# Given request
Gather all lines in the entries that include the word "photo".

# Records for the task
• • •

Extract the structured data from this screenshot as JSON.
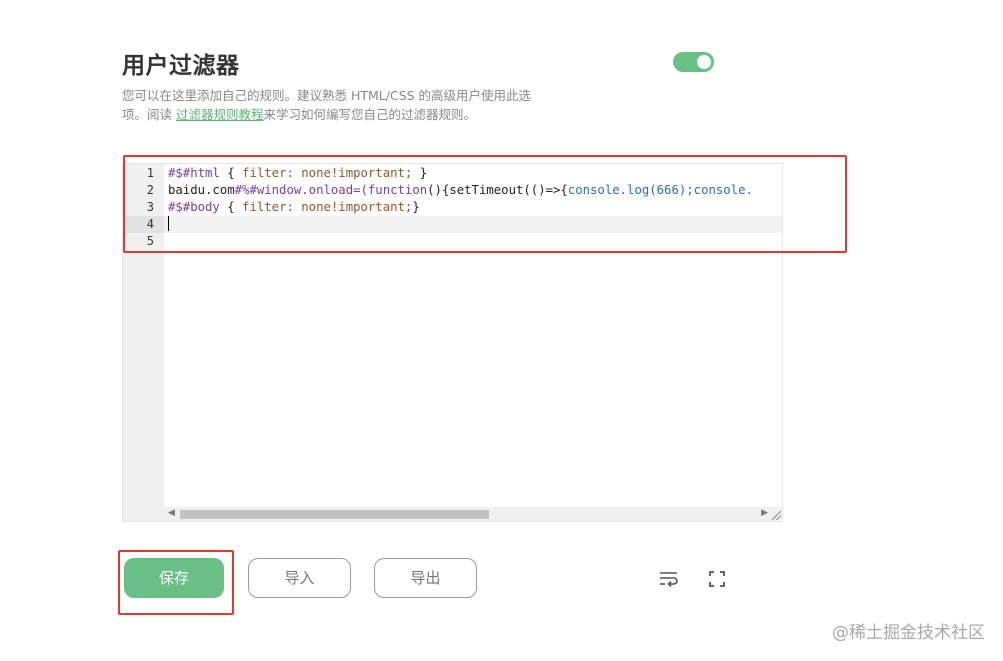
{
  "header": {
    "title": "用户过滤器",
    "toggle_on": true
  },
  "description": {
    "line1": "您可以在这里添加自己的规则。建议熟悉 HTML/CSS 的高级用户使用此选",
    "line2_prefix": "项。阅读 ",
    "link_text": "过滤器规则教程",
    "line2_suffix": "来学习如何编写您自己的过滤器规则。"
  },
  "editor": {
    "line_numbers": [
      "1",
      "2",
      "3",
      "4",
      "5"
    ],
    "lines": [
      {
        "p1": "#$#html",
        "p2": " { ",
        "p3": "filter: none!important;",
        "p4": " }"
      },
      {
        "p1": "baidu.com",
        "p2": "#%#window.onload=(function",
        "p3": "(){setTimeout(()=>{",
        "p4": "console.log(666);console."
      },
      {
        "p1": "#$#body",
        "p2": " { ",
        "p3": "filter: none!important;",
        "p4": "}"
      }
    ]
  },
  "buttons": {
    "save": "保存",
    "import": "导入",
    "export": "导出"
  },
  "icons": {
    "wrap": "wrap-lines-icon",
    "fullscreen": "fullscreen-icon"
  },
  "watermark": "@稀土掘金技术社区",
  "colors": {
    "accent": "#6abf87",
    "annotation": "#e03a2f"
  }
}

• • •

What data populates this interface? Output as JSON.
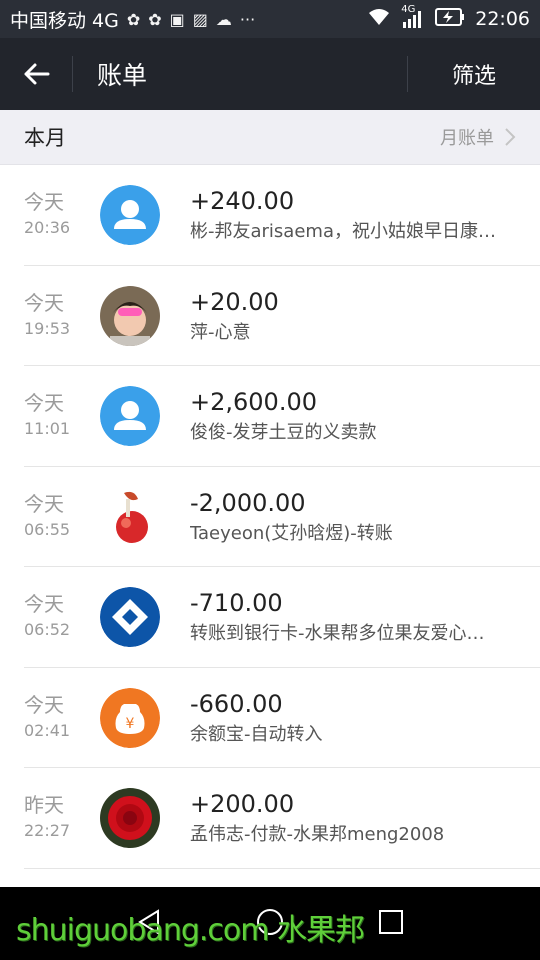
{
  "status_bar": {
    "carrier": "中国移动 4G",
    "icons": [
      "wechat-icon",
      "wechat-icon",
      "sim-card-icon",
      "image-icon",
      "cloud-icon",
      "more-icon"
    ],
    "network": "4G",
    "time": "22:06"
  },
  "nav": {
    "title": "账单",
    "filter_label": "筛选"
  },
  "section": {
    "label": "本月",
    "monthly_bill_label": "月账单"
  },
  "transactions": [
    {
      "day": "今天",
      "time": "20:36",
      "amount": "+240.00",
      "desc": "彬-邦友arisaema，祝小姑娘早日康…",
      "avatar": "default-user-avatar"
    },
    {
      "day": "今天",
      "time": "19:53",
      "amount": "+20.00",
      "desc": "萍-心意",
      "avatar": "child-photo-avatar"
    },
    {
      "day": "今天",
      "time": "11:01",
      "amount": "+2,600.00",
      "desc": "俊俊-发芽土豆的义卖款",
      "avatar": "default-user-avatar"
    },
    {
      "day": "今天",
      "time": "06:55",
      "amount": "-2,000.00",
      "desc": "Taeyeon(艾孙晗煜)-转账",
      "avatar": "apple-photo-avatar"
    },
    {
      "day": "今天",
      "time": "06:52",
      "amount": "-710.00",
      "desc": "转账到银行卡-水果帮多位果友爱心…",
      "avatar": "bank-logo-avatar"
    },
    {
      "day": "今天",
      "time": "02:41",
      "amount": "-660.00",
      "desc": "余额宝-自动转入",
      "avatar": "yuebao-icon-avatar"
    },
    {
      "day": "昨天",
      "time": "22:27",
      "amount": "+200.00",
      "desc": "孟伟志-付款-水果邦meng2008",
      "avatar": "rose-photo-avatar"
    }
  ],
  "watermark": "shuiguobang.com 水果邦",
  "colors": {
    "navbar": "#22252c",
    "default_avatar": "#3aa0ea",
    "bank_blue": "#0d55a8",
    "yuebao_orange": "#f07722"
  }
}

• • •

# Output below
      "avatar": "child-photo-avatar"
      "avatar": "apple-photo-avatar"
      "avatar": "rose-photo-avatar"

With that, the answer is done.